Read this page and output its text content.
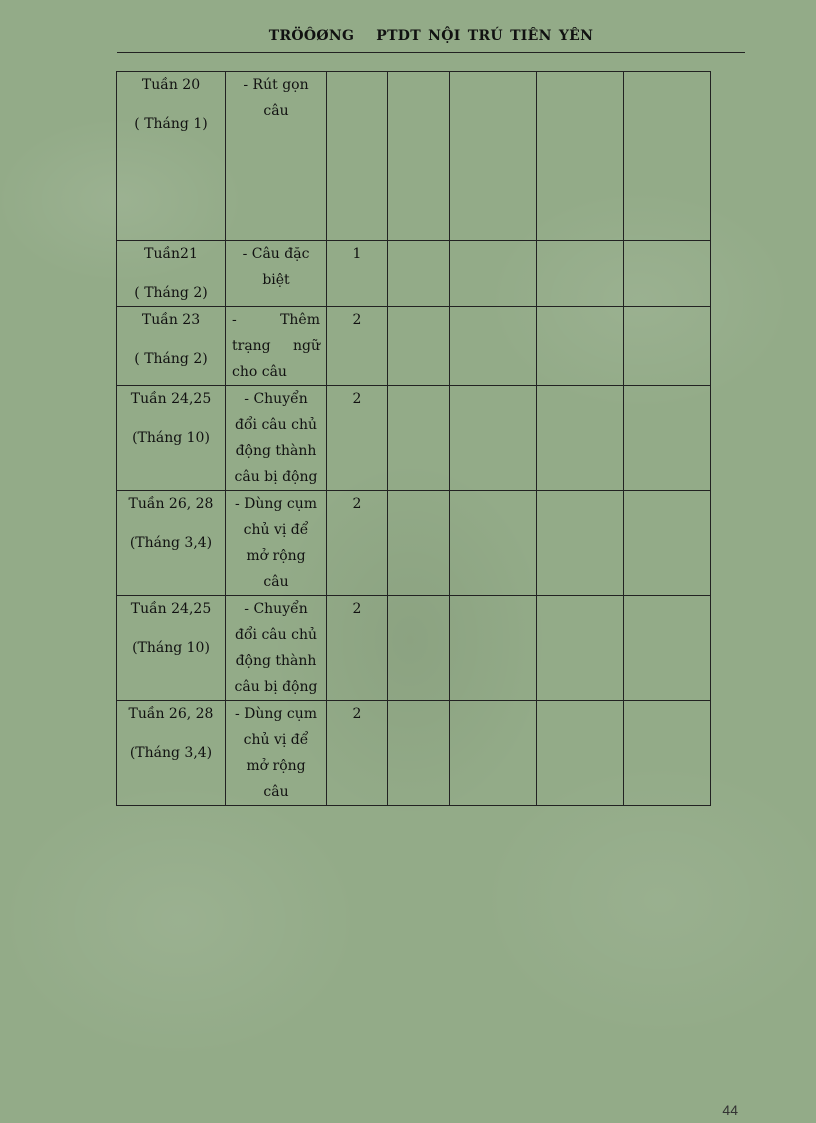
TRÖÔØNG PTDT NỘI TRÚ TIÊN YÊN
Tuần 20
( Tháng 1)	- Rút gọn câu					

Tuần21
( Tháng 2)	- Câu đặc biệt	1				

Tuần 23
( Tháng 2)	- Thêm trạng ngữ cho câu	2				

Tuần 24,25
(Tháng 10)	- Chuyển đổi câu chủ động thành câu bị động	2				

Tuần 26, 28
(Tháng 3,4)	- Dùng cụm chủ vị để mở rộng câu	2				

Tuần 24,25
(Tháng 10)	- Chuyển đổi câu chủ động thành câu bị động	2				

Tuần 26, 28
(Tháng 3,4)	- Dùng cụm chủ vị để mở rộng câu	2				
44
....
Copy each line of the preceding data that contains the string "Tháng".

( Tháng 1)	- Rút gọn câu					
( Tháng 2)	- Câu đặc biệt	1				
( Tháng 2)	- Thêm trạng ngữ cho câu	2				
(Tháng 10)	- Chuyển đổi câu chủ động thành câu bị động	2				
(Tháng 3,4)	- Dùng cụm chủ vị để mở rộng câu	2				
(Tháng 10)	- Chuyển đổi câu chủ động thành câu bị động	2				
(Tháng 3,4)	- Dùng cụm chủ vị để mở rộng câu	2				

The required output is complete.